Task prompt » You are to retype all of the data exactly as it appears.

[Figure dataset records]
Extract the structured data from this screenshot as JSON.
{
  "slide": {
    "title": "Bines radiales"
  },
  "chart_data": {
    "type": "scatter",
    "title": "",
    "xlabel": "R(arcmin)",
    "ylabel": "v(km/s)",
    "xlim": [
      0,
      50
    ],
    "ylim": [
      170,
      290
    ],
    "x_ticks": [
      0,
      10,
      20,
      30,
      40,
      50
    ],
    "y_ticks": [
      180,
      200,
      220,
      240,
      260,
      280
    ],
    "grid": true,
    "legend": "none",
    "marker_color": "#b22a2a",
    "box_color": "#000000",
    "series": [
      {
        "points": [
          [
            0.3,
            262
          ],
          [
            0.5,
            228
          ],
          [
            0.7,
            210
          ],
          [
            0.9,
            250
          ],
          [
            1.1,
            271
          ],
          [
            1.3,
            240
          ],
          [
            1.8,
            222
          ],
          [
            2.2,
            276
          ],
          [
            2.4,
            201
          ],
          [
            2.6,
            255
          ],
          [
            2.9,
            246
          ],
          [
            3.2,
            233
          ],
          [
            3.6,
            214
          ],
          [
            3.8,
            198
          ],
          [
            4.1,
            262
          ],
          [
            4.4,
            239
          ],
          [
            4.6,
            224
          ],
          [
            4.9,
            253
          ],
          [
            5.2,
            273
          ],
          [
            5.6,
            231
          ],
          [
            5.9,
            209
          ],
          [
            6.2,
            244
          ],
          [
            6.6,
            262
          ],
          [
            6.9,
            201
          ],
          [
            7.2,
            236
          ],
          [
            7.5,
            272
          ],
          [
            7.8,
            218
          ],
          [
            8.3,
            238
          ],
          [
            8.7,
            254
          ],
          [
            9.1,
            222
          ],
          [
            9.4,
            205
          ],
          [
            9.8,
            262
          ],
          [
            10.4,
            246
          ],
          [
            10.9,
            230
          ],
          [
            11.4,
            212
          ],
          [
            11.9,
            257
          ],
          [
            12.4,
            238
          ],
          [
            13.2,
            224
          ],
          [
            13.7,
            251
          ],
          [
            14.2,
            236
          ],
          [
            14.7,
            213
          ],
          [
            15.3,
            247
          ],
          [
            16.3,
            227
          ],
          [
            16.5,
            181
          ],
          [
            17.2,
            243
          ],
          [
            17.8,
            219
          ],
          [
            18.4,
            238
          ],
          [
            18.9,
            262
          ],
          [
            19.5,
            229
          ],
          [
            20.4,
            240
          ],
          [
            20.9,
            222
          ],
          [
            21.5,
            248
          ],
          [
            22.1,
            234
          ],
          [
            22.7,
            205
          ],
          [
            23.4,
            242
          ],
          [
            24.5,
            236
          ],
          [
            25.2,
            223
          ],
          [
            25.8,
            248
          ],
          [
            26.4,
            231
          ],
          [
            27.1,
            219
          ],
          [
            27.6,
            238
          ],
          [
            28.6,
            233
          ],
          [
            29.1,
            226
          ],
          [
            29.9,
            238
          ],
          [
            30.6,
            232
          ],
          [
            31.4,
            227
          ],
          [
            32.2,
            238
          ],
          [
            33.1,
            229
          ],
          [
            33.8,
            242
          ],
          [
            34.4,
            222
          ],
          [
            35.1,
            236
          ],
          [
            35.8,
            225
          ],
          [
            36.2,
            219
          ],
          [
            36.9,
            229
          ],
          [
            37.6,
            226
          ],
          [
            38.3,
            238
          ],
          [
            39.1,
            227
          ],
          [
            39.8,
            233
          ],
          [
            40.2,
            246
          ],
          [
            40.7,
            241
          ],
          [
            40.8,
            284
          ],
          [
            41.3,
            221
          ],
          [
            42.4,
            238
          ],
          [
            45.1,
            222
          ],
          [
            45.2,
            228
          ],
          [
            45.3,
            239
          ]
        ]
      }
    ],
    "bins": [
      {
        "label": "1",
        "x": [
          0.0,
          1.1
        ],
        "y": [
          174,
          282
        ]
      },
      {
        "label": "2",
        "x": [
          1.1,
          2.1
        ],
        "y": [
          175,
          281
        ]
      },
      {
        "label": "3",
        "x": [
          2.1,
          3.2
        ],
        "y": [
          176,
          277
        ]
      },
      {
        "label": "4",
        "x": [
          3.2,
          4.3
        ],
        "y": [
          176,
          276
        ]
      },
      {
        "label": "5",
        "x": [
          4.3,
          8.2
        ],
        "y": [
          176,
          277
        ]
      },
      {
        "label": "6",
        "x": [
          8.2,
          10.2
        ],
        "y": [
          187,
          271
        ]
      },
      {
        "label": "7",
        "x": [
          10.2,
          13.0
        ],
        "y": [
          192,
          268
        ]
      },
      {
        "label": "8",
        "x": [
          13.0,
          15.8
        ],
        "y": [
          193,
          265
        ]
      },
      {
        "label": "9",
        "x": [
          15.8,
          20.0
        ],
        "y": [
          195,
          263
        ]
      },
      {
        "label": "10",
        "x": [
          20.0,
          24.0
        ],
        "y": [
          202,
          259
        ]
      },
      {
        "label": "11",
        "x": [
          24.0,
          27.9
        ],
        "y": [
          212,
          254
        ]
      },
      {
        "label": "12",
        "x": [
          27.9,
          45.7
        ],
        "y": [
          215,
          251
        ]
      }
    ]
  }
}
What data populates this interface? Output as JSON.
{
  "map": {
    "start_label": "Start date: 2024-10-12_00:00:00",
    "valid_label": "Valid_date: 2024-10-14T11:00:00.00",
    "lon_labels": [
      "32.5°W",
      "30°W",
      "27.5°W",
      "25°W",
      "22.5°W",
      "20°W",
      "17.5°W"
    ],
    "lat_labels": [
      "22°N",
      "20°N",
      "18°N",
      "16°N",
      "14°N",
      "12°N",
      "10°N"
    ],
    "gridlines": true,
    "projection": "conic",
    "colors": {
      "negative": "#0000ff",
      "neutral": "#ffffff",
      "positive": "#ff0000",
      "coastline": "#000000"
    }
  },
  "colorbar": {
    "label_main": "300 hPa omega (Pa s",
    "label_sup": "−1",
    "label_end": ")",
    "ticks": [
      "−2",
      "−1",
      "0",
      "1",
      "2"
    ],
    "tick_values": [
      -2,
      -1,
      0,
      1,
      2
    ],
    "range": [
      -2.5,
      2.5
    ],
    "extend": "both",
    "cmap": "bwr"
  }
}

Full output »
Extract the structured data from this screenshot as JSON.
{
  "slide": {
    "title": "Bines radiales"
  },
  "chart_data": {
    "type": "scatter",
    "title": "",
    "xlabel": "R(arcmin)",
    "ylabel": "v(km/s)",
    "xlim": [
      0,
      50
    ],
    "ylim": [
      170,
      290
    ],
    "x_ticks": [
      0,
      10,
      20,
      30,
      40,
      50
    ],
    "y_ticks": [
      180,
      200,
      220,
      240,
      260,
      280
    ],
    "grid": true,
    "legend": "none",
    "marker_color": "#b22a2a",
    "box_color": "#000000",
    "series": [
      {
        "points": [
          [
            0.3,
            262
          ],
          [
            0.5,
            228
          ],
          [
            0.7,
            210
          ],
          [
            0.9,
            250
          ],
          [
            1.1,
            271
          ],
          [
            1.3,
            240
          ],
          [
            1.8,
            222
          ],
          [
            2.2,
            276
          ],
          [
            2.4,
            201
          ],
          [
            2.6,
            255
          ],
          [
            2.9,
            246
          ],
          [
            3.2,
            233
          ],
          [
            3.6,
            214
          ],
          [
            3.8,
            198
          ],
          [
            4.1,
            262
          ],
          [
            4.4,
            239
          ],
          [
            4.6,
            224
          ],
          [
            4.9,
            253
          ],
          [
            5.2,
            273
          ],
          [
            5.6,
            231
          ],
          [
            5.9,
            209
          ],
          [
            6.2,
            244
          ],
          [
            6.6,
            262
          ],
          [
            6.9,
            201
          ],
          [
            7.2,
            236
          ],
          [
            7.5,
            272
          ],
          [
            7.8,
            218
          ],
          [
            8.3,
            238
          ],
          [
            8.7,
            254
          ],
          [
            9.1,
            222
          ],
          [
            9.4,
            205
          ],
          [
            9.8,
            262
          ],
          [
            10.4,
            246
          ],
          [
            10.9,
            230
          ],
          [
            11.4,
            212
          ],
          [
            11.9,
            257
          ],
          [
            12.4,
            238
          ],
          [
            13.2,
            224
          ],
          [
            13.7,
            251
          ],
          [
            14.2,
            236
          ],
          [
            14.7,
            213
          ],
          [
            15.3,
            247
          ],
          [
            16.3,
            227
          ],
          [
            16.5,
            181
          ],
          [
            17.2,
            243
          ],
          [
            17.8,
            219
          ],
          [
            18.4,
            238
          ],
          [
            18.9,
            262
          ],
          [
            19.5,
            229
          ],
          [
            20.4,
            240
          ],
          [
            20.9,
            222
          ],
          [
            21.5,
            248
          ],
          [
            22.1,
            234
          ],
          [
            22.7,
            205
          ],
          [
            23.4,
            242
          ],
          [
            24.5,
            236
          ],
          [
            25.2,
            223
          ],
          [
            25.8,
            248
          ],
          [
            26.4,
            231
          ],
          [
            27.1,
            219
          ],
          [
            27.6,
            238
          ],
          [
            28.6,
            233
          ],
          [
            29.1,
            226
          ],
          [
            29.9,
            238
          ],
          [
            30.6,
            232
          ],
          [
            31.4,
            227
          ],
          [
            32.2,
            238
          ],
          [
            33.1,
            229
          ],
          [
            33.8,
            242
          ],
          [
            34.4,
            222
          ],
          [
            35.1,
            236
          ],
          [
            35.8,
            225
          ],
          [
            36.2,
            219
          ],
          [
            36.9,
            229
          ],
          [
            37.6,
            226
          ],
          [
            38.3,
            238
          ],
          [
            39.1,
            227
          ],
          [
            39.8,
            233
          ],
          [
            40.2,
            246
          ],
          [
            40.7,
            241
          ],
          [
            40.8,
            284
          ],
          [
            41.3,
            221
          ],
          [
            42.4,
            238
          ],
          [
            45.1,
            222
          ],
          [
            45.2,
            228
          ],
          [
            45.3,
            239
          ]
        ]
      }
    ],
    "bins": [
      {
        "label": "1",
        "x": [
          0.0,
          1.1
        ],
        "y": [
          174,
          282
        ]
      },
      {
        "label": "2",
        "x": [
          1.1,
          2.1
        ],
        "y": [
          175,
          281
        ]
      },
      {
        "label": "3",
        "x": [
          2.1,
          3.2
        ],
        "y": [
          176,
          277
        ]
      },
      {
        "label": "4",
        "x": [
          3.2,
          4.3
        ],
        "y": [
          176,
          276
        ]
      },
      {
        "label": "5",
        "x": [
          4.3,
          8.2
        ],
        "y": [
          176,
          277
        ]
      },
      {
        "label": "6",
        "x": [
          8.2,
          10.2
        ],
        "y": [
          187,
          271
        ]
      },
      {
        "label": "7",
        "x": [
          10.2,
          13.0
        ],
        "y": [
          192,
          268
        ]
      },
      {
        "label": "8",
        "x": [
          13.0,
          15.8
        ],
        "y": [
          193,
          265
        ]
      },
      {
        "label": "9",
        "x": [
          15.8,
          20.0
        ],
        "y": [
          195,
          263
        ]
      },
      {
        "label": "10",
        "x": [
          20.0,
          24.0
        ],
        "y": [
          202,
          259
        ]
      },
      {
        "label": "11",
        "x": [
          24.0,
          27.9
        ],
        "y": [
          212,
          254
        ]
      },
      {
        "label": "12",
        "x": [
          27.9,
          45.7
        ],
        "y": [
          215,
          251
        ]
      }
    ]
  }
}
What data populates this interface? Output as JSON.
{
  "map": {
    "start_label": "Start date: 2024-10-12_00:00:00",
    "valid_label": "Valid_date: 2024-10-14T11:00:00.00",
    "lon_labels": [
      "32.5°W",
      "30°W",
      "27.5°W",
      "25°W",
      "22.5°W",
      "20°W",
      "17.5°W"
    ],
    "lat_labels": [
      "22°N",
      "20°N",
      "18°N",
      "16°N",
      "14°N",
      "12°N",
      "10°N"
    ],
    "gridlines": true,
    "projection": "conic",
    "colors": {
      "negative": "#0000ff",
      "neutral": "#ffffff",
      "positive": "#ff0000",
      "coastline": "#000000"
    }
  },
  "colorbar": {
    "label_main": "300 hPa omega (Pa s",
    "label_sup": "−1",
    "label_end": ")",
    "ticks": [
      "−2",
      "−1",
      "0",
      "1",
      "2"
    ],
    "tick_values": [
      -2,
      -1,
      0,
      1,
      2
    ],
    "range": [
      -2.5,
      2.5
    ],
    "extend": "both",
    "cmap": "bwr"
  }
}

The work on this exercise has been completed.